## EXERCISE OBJECTIVE
Transcribe the records below exactly as they appear, omitting any pictures.

[Dataset entries]
___
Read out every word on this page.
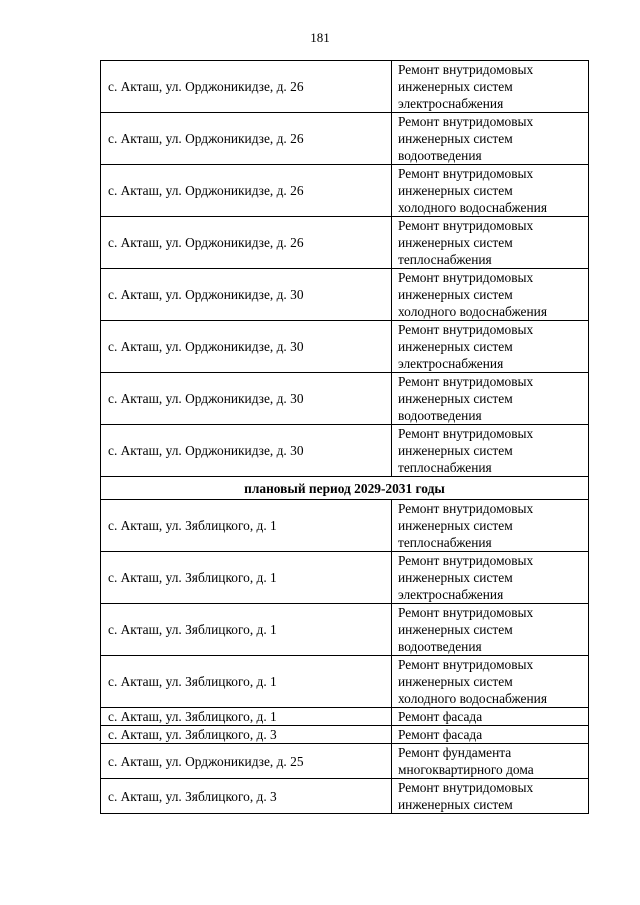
181
с. Акташ, ул. Орджоникидзе, д. 26	Ремонт внутридомовых
инженерных систем
электроснабжения

с. Акташ, ул. Орджоникидзе, д. 26	Ремонт внутридомовых
инженерных систем
водоотведения

с. Акташ, ул. Орджоникидзе, д. 26	Ремонт внутридомовых
инженерных систем
холодного водоснабжения

с. Акташ, ул. Орджоникидзе, д. 26	Ремонт внутридомовых
инженерных систем
теплоснабжения

с. Акташ, ул. Орджоникидзе, д. 30	Ремонт внутридомовых
инженерных систем
холодного водоснабжения

с. Акташ, ул. Орджоникидзе, д. 30	Ремонт внутридомовых
инженерных систем
электроснабжения

с. Акташ, ул. Орджоникидзе, д. 30	Ремонт внутридомовых
инженерных систем
водоотведения

с. Акташ, ул. Орджоникидзе, д. 30	Ремонт внутридомовых
инженерных систем
теплоснабжения

плановый период 2029-2031 годы	
с. Акташ, ул. Зяблицкого, д. 1	Ремонт внутридомовых
инженерных систем
теплоснабжения

с. Акташ, ул. Зяблицкого, д. 1	Ремонт внутридомовых
инженерных систем
электроснабжения

с. Акташ, ул. Зяблицкого, д. 1	Ремонт внутридомовых
инженерных систем
водоотведения

с. Акташ, ул. Зяблицкого, д. 1	Ремонт внутридомовых
инженерных систем
холодного водоснабжения

с. Акташ, ул. Зяблицкого, д. 1	Ремонт фасада

с. Акташ, ул. Зяблицкого, д. 3	Ремонт фасада

с. Акташ, ул. Орджоникидзе, д. 25	Ремонт фундамента
многоквартирного дома

с. Акташ, ул. Зяблицкого, д. 3	Ремонт внутридомовых
инженерных систем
___
## FULL ANSWER
Read out every word on this page.
181
с. Акташ, ул. Орджоникидзе, д. 26	Ремонт внутридомовых
инженерных систем
электроснабжения

с. Акташ, ул. Орджоникидзе, д. 26	Ремонт внутридомовых
инженерных систем
водоотведения

с. Акташ, ул. Орджоникидзе, д. 26	Ремонт внутридомовых
инженерных систем
холодного водоснабжения

с. Акташ, ул. Орджоникидзе, д. 26	Ремонт внутридомовых
инженерных систем
теплоснабжения

с. Акташ, ул. Орджоникидзе, д. 30	Ремонт внутридомовых
инженерных систем
холодного водоснабжения

с. Акташ, ул. Орджоникидзе, д. 30	Ремонт внутридомовых
инженерных систем
электроснабжения

с. Акташ, ул. Орджоникидзе, д. 30	Ремонт внутридомовых
инженерных систем
водоотведения

с. Акташ, ул. Орджоникидзе, д. 30	Ремонт внутридомовых
инженерных систем
теплоснабжения

плановый период 2029-2031 годы	
с. Акташ, ул. Зяблицкого, д. 1	Ремонт внутридомовых
инженерных систем
теплоснабжения

с. Акташ, ул. Зяблицкого, д. 1	Ремонт внутридомовых
инженерных систем
электроснабжения

с. Акташ, ул. Зяблицкого, д. 1	Ремонт внутридомовых
инженерных систем
водоотведения

с. Акташ, ул. Зяблицкого, д. 1	Ремонт внутридомовых
инженерных систем
холодного водоснабжения

с. Акташ, ул. Зяблицкого, д. 1	Ремонт фасада

с. Акташ, ул. Зяблицкого, д. 3	Ремонт фасада

с. Акташ, ул. Орджоникидзе, д. 25	Ремонт фундамента
многоквартирного дома

с. Акташ, ул. Зяблицкого, д. 3	Ремонт внутридомовых
инженерных систем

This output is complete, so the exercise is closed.